** START Records shown **
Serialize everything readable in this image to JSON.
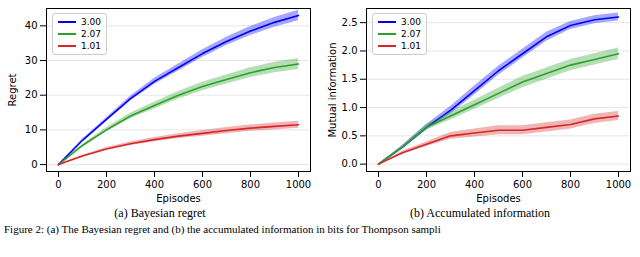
{
  "caption": "Figure 2: (a) The Bayesian regret and (b) the accumulated information in bits for Thompson sampli",
  "chart_data": [
    {
      "type": "line",
      "title": "(a) Bayesian regret",
      "x_label": "Episodes",
      "y_label": "Regret",
      "x": [
        0,
        100,
        200,
        300,
        400,
        500,
        600,
        700,
        800,
        900,
        1000
      ],
      "xlim": [
        -50,
        1050
      ],
      "xticks": [
        0,
        200,
        400,
        600,
        800,
        1000
      ],
      "ylim": [
        -2,
        45
      ],
      "yticks": [
        0,
        10,
        20,
        30,
        40
      ],
      "legend": "upper left",
      "series": [
        {
          "name": "3.00",
          "color": "#0000ff",
          "values": [
            0,
            7,
            13,
            19,
            24,
            28,
            32,
            35.5,
            38.5,
            41,
            43
          ],
          "errors": [
            0,
            0.3,
            0.5,
            0.7,
            0.9,
            1,
            1.1,
            1.2,
            1.3,
            1.4,
            1.5
          ]
        },
        {
          "name": "2.07",
          "color": "#2ca02c",
          "values": [
            0,
            5.5,
            10,
            14,
            17,
            20,
            22.5,
            24.5,
            26.5,
            28,
            29
          ],
          "errors": [
            0,
            0.3,
            0.6,
            0.8,
            1,
            1.1,
            1.2,
            1.3,
            1.4,
            1.5,
            1.6
          ]
        },
        {
          "name": "1.01",
          "color": "#d62728",
          "values": [
            0,
            2.5,
            4.5,
            6,
            7.2,
            8.2,
            9,
            9.8,
            10.5,
            11,
            11.5
          ],
          "errors": [
            0,
            0.2,
            0.4,
            0.5,
            0.6,
            0.7,
            0.8,
            0.9,
            0.9,
            1,
            1
          ]
        }
      ]
    },
    {
      "type": "line",
      "title": "(b) Accumulated information",
      "x_label": "Episodes",
      "y_label": "Mutual information",
      "x": [
        0,
        100,
        200,
        300,
        400,
        500,
        600,
        700,
        800,
        900,
        1000
      ],
      "xlim": [
        -50,
        1050
      ],
      "xticks": [
        0,
        200,
        400,
        600,
        800,
        1000
      ],
      "ylim": [
        -0.13,
        2.75
      ],
      "yticks": [
        {
          "value": 0,
          "label": "0.0"
        },
        {
          "value": 0.5,
          "label": "0.5"
        },
        {
          "value": 1,
          "label": "1.0"
        },
        {
          "value": 1.5,
          "label": "1.5"
        },
        {
          "value": 2,
          "label": "2.0"
        },
        {
          "value": 2.5,
          "label": "2.5"
        }
      ],
      "legend": "upper left",
      "series": [
        {
          "name": "3.00",
          "color": "#0000ff",
          "values": [
            0,
            0.3,
            0.65,
            0.95,
            1.3,
            1.65,
            1.95,
            2.25,
            2.45,
            2.55,
            2.6
          ],
          "errors": [
            0,
            0.03,
            0.05,
            0.07,
            0.08,
            0.08,
            0.08,
            0.08,
            0.07,
            0.07,
            0.07
          ]
        },
        {
          "name": "2.07",
          "color": "#2ca02c",
          "values": [
            0,
            0.3,
            0.65,
            0.85,
            1.05,
            1.25,
            1.45,
            1.6,
            1.75,
            1.85,
            1.95
          ],
          "errors": [
            0,
            0.03,
            0.05,
            0.07,
            0.08,
            0.09,
            0.1,
            0.1,
            0.1,
            0.1,
            0.1
          ]
        },
        {
          "name": "1.01",
          "color": "#d62728",
          "values": [
            0,
            0.2,
            0.35,
            0.5,
            0.55,
            0.6,
            0.6,
            0.65,
            0.7,
            0.8,
            0.85
          ],
          "errors": [
            0,
            0.03,
            0.04,
            0.06,
            0.07,
            0.08,
            0.08,
            0.08,
            0.08,
            0.08,
            0.08
          ]
        }
      ]
    }
  ]
}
** END Records shown **
▶ _Task requirements_:
Reproduce each entry precisely. Leave the pictures out.

▶ _Answer for the task_:
Serialize everything readable in this image to JSON.
{
  "caption": "Figure 2: (a) The Bayesian regret and (b) the accumulated information in bits for Thompson sampli",
  "chart_data": [
    {
      "type": "line",
      "title": "(a) Bayesian regret",
      "x_label": "Episodes",
      "y_label": "Regret",
      "x": [
        0,
        100,
        200,
        300,
        400,
        500,
        600,
        700,
        800,
        900,
        1000
      ],
      "xlim": [
        -50,
        1050
      ],
      "xticks": [
        0,
        200,
        400,
        600,
        800,
        1000
      ],
      "ylim": [
        -2,
        45
      ],
      "yticks": [
        0,
        10,
        20,
        30,
        40
      ],
      "legend": "upper left",
      "series": [
        {
          "name": "3.00",
          "color": "#0000ff",
          "values": [
            0,
            7,
            13,
            19,
            24,
            28,
            32,
            35.5,
            38.5,
            41,
            43
          ],
          "errors": [
            0,
            0.3,
            0.5,
            0.7,
            0.9,
            1,
            1.1,
            1.2,
            1.3,
            1.4,
            1.5
          ]
        },
        {
          "name": "2.07",
          "color": "#2ca02c",
          "values": [
            0,
            5.5,
            10,
            14,
            17,
            20,
            22.5,
            24.5,
            26.5,
            28,
            29
          ],
          "errors": [
            0,
            0.3,
            0.6,
            0.8,
            1,
            1.1,
            1.2,
            1.3,
            1.4,
            1.5,
            1.6
          ]
        },
        {
          "name": "1.01",
          "color": "#d62728",
          "values": [
            0,
            2.5,
            4.5,
            6,
            7.2,
            8.2,
            9,
            9.8,
            10.5,
            11,
            11.5
          ],
          "errors": [
            0,
            0.2,
            0.4,
            0.5,
            0.6,
            0.7,
            0.8,
            0.9,
            0.9,
            1,
            1
          ]
        }
      ]
    },
    {
      "type": "line",
      "title": "(b) Accumulated information",
      "x_label": "Episodes",
      "y_label": "Mutual information",
      "x": [
        0,
        100,
        200,
        300,
        400,
        500,
        600,
        700,
        800,
        900,
        1000
      ],
      "xlim": [
        -50,
        1050
      ],
      "xticks": [
        0,
        200,
        400,
        600,
        800,
        1000
      ],
      "ylim": [
        -0.13,
        2.75
      ],
      "yticks": [
        {
          "value": 0,
          "label": "0.0"
        },
        {
          "value": 0.5,
          "label": "0.5"
        },
        {
          "value": 1,
          "label": "1.0"
        },
        {
          "value": 1.5,
          "label": "1.5"
        },
        {
          "value": 2,
          "label": "2.0"
        },
        {
          "value": 2.5,
          "label": "2.5"
        }
      ],
      "legend": "upper left",
      "series": [
        {
          "name": "3.00",
          "color": "#0000ff",
          "values": [
            0,
            0.3,
            0.65,
            0.95,
            1.3,
            1.65,
            1.95,
            2.25,
            2.45,
            2.55,
            2.6
          ],
          "errors": [
            0,
            0.03,
            0.05,
            0.07,
            0.08,
            0.08,
            0.08,
            0.08,
            0.07,
            0.07,
            0.07
          ]
        },
        {
          "name": "2.07",
          "color": "#2ca02c",
          "values": [
            0,
            0.3,
            0.65,
            0.85,
            1.05,
            1.25,
            1.45,
            1.6,
            1.75,
            1.85,
            1.95
          ],
          "errors": [
            0,
            0.03,
            0.05,
            0.07,
            0.08,
            0.09,
            0.1,
            0.1,
            0.1,
            0.1,
            0.1
          ]
        },
        {
          "name": "1.01",
          "color": "#d62728",
          "values": [
            0,
            0.2,
            0.35,
            0.5,
            0.55,
            0.6,
            0.6,
            0.65,
            0.7,
            0.8,
            0.85
          ],
          "errors": [
            0,
            0.03,
            0.04,
            0.06,
            0.07,
            0.08,
            0.08,
            0.08,
            0.08,
            0.08,
            0.08
          ]
        }
      ]
    }
  ]
}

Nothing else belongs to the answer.